* AIM
Pull every line that holds the word "rating" from the entries.

--- Begin DATASET RECORDS ---

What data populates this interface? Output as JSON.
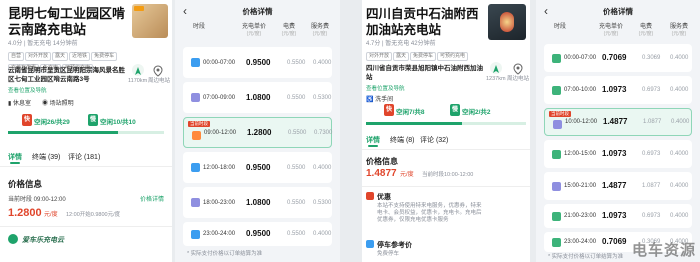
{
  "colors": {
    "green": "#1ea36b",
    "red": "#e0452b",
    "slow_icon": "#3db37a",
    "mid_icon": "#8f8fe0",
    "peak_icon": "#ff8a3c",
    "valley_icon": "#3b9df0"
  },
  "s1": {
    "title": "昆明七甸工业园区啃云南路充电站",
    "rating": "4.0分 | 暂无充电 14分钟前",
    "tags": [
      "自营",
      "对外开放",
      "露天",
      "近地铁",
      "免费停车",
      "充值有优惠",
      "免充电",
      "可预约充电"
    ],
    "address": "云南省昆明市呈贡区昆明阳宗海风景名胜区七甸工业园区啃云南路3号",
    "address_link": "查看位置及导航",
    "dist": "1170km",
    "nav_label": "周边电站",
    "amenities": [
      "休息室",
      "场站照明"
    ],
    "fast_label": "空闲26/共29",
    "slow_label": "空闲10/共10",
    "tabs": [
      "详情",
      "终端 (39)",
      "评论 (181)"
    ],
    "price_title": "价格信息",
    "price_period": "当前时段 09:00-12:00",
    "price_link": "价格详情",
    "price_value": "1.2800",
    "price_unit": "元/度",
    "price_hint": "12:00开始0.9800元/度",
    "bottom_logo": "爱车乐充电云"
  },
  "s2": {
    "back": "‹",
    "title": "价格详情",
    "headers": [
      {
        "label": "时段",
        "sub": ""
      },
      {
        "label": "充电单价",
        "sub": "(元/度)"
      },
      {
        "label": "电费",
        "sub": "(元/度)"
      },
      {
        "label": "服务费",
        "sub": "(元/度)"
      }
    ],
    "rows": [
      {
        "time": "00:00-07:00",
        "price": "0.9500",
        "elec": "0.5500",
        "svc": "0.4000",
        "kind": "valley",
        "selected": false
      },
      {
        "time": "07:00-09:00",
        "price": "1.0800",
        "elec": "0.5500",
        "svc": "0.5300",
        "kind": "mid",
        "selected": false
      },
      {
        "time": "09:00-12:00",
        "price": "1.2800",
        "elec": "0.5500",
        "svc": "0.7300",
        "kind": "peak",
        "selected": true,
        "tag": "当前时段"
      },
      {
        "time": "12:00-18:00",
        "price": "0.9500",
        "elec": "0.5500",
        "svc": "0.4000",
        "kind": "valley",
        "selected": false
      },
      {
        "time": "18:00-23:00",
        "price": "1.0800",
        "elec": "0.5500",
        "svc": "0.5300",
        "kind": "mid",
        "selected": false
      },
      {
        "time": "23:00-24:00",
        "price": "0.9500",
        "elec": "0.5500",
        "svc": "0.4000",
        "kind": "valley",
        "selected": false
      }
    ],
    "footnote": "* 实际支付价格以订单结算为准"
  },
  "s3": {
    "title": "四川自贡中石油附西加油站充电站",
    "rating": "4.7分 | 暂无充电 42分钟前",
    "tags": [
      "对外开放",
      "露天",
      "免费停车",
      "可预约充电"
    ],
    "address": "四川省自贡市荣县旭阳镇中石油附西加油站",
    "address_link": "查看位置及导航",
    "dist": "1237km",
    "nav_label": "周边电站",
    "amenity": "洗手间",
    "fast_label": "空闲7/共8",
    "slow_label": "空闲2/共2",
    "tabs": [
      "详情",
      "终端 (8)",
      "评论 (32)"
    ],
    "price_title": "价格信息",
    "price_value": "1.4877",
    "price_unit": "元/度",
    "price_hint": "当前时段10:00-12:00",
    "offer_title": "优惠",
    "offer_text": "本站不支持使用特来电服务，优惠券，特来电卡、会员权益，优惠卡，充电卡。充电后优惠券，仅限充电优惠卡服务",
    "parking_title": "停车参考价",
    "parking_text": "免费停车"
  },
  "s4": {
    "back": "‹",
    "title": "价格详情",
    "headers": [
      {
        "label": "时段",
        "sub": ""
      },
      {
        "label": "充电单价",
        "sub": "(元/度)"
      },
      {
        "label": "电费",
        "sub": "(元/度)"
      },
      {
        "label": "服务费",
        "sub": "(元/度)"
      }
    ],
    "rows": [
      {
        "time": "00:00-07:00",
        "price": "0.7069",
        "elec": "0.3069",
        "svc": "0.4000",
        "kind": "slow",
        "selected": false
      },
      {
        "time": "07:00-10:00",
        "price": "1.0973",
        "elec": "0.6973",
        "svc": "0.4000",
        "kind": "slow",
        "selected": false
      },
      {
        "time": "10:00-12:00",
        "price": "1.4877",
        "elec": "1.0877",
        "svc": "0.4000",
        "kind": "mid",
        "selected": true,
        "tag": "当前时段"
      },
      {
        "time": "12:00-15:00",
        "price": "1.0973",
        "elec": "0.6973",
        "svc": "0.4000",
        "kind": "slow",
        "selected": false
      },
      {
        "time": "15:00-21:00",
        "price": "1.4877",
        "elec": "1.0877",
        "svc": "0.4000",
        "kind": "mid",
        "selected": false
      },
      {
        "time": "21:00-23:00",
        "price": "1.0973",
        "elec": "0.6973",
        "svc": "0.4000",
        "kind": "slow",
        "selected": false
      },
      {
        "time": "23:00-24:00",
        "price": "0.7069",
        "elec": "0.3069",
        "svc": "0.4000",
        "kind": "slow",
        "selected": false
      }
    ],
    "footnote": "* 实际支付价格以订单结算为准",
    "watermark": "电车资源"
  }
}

--- End DATASET RECORDS ---

* EXERCISE RESULT
    "rating": "4.0分 | 暂无充电 14分钟前",
    "rating": "4.7分 | 暂无充电 42分钟前",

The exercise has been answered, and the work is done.